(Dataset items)
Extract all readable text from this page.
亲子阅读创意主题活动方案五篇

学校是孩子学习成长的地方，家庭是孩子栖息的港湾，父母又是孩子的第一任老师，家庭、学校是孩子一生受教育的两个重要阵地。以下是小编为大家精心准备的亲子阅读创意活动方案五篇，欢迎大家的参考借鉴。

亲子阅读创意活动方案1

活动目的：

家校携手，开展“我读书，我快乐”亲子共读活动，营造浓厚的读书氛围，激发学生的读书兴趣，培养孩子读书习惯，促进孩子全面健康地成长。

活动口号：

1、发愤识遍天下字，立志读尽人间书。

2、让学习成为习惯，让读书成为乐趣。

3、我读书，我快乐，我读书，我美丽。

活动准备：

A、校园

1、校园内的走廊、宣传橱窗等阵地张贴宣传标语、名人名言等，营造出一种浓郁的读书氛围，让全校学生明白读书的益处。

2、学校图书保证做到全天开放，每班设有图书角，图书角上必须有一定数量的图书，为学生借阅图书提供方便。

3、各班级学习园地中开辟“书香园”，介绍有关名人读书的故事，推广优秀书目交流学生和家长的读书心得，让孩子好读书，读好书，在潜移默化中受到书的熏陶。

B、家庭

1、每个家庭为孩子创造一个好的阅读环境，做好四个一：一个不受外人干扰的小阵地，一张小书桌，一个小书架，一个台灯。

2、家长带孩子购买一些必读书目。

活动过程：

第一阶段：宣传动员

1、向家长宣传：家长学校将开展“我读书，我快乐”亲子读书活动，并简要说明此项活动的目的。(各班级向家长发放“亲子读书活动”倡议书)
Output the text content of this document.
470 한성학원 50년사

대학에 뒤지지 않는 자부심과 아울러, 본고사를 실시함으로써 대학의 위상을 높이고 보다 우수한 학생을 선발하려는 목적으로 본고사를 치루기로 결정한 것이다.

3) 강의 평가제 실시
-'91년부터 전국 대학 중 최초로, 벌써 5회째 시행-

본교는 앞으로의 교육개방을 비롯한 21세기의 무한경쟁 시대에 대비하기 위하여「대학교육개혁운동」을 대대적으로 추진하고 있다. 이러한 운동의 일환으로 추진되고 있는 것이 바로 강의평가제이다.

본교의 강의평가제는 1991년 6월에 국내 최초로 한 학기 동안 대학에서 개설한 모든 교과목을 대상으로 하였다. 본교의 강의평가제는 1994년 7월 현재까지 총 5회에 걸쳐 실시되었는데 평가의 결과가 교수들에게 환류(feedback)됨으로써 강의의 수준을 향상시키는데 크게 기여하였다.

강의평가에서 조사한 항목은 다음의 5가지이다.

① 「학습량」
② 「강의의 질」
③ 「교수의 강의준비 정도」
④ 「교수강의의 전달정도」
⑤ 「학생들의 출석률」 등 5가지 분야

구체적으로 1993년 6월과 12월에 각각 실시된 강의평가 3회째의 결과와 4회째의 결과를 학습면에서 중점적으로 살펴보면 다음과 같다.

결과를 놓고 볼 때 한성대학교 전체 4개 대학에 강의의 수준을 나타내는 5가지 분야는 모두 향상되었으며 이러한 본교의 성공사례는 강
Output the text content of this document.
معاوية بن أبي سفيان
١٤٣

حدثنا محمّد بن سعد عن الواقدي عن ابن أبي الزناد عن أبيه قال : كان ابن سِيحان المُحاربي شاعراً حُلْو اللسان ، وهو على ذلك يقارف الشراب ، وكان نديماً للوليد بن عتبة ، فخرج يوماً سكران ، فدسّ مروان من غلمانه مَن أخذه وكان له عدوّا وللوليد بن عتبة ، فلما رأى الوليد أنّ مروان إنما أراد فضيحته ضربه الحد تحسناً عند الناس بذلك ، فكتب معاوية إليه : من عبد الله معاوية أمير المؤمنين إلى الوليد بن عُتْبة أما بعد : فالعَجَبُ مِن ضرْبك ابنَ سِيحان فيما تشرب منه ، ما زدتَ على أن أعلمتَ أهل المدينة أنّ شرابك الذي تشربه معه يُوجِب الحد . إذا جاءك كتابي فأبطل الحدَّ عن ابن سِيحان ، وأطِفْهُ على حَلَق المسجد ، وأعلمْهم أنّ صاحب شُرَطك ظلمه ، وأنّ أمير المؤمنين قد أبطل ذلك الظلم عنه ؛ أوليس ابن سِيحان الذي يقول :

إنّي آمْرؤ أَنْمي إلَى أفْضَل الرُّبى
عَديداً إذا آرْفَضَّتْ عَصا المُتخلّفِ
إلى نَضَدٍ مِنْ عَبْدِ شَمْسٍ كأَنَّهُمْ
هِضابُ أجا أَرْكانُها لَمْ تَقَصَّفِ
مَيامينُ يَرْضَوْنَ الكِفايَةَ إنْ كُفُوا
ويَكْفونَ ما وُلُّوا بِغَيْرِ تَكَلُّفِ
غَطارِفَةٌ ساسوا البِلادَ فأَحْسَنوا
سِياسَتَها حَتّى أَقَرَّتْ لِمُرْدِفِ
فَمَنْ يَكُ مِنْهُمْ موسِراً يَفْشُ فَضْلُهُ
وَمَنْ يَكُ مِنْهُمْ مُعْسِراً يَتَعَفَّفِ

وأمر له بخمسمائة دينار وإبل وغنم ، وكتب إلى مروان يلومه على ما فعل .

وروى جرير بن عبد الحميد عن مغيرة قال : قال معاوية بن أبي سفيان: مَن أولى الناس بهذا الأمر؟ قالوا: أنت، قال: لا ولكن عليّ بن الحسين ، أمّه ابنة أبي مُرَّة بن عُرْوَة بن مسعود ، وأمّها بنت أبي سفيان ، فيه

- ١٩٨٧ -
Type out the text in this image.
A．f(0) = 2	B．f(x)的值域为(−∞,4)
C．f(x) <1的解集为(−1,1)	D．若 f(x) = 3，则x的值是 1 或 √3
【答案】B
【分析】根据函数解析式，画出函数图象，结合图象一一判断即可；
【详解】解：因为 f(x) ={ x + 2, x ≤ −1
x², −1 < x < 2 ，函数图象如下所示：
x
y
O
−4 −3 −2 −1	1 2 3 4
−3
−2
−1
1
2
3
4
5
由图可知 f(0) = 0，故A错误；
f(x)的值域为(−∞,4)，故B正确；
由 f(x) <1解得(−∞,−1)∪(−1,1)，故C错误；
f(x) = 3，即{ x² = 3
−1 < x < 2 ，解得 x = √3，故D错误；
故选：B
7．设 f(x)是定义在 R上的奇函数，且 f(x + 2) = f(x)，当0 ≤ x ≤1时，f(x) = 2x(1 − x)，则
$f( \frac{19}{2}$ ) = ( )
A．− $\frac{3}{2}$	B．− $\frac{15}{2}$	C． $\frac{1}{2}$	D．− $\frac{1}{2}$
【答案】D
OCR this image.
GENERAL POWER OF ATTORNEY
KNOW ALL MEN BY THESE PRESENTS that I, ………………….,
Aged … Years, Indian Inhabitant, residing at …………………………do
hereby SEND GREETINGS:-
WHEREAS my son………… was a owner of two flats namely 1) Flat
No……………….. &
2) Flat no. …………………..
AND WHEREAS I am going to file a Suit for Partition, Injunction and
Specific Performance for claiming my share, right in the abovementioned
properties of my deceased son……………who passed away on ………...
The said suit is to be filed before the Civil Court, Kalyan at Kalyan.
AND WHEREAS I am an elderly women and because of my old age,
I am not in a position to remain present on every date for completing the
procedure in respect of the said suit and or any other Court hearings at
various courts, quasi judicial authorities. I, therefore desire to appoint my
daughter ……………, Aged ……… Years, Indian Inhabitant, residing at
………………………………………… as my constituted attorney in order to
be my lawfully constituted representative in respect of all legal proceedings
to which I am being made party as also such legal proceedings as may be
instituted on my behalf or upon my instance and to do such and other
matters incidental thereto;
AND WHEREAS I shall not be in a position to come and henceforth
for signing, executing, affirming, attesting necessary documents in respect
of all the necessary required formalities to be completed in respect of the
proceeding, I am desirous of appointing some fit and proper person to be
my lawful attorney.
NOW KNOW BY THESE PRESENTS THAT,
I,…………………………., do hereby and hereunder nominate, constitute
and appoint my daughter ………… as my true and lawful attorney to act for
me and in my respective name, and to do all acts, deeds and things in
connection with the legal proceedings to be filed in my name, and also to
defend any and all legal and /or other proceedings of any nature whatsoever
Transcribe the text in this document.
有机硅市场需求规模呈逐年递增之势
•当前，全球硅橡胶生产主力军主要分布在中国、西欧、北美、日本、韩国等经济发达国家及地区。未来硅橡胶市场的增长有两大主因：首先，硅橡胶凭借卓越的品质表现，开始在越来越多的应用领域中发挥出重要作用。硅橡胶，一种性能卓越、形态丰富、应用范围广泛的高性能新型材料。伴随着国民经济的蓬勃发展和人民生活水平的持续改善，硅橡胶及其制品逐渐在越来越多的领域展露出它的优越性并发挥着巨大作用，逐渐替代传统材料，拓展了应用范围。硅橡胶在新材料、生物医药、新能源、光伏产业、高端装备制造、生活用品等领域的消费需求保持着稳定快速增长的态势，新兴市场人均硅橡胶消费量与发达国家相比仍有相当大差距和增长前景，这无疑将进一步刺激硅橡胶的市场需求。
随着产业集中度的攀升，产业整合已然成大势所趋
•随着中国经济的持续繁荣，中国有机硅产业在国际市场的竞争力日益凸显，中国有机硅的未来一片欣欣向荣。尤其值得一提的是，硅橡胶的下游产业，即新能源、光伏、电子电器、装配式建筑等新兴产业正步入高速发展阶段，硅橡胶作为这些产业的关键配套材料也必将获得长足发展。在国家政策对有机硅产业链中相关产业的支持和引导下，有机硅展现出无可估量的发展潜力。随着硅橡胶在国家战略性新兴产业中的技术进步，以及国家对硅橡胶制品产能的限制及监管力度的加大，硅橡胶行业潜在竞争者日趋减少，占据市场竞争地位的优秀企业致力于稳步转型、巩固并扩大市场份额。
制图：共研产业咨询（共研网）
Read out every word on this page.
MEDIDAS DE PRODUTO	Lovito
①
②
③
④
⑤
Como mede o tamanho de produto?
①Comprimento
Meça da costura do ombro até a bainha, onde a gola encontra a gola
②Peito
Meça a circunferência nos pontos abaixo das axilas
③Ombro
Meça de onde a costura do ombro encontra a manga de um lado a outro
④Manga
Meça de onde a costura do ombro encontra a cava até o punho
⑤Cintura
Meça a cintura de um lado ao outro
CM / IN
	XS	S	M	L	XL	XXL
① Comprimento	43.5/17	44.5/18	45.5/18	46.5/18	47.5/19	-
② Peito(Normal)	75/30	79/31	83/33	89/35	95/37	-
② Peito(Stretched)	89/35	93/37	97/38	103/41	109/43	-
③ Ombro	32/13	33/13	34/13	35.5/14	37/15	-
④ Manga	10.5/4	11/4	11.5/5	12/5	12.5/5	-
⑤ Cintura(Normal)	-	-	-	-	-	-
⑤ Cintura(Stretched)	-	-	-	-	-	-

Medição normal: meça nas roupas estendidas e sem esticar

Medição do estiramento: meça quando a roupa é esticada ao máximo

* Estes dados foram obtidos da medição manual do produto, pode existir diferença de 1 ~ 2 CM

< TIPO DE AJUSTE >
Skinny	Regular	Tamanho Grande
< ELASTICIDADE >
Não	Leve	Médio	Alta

**Requirements**.
Give only the number of lines in the material above that hold the word "filed".

**Exercise result**.
2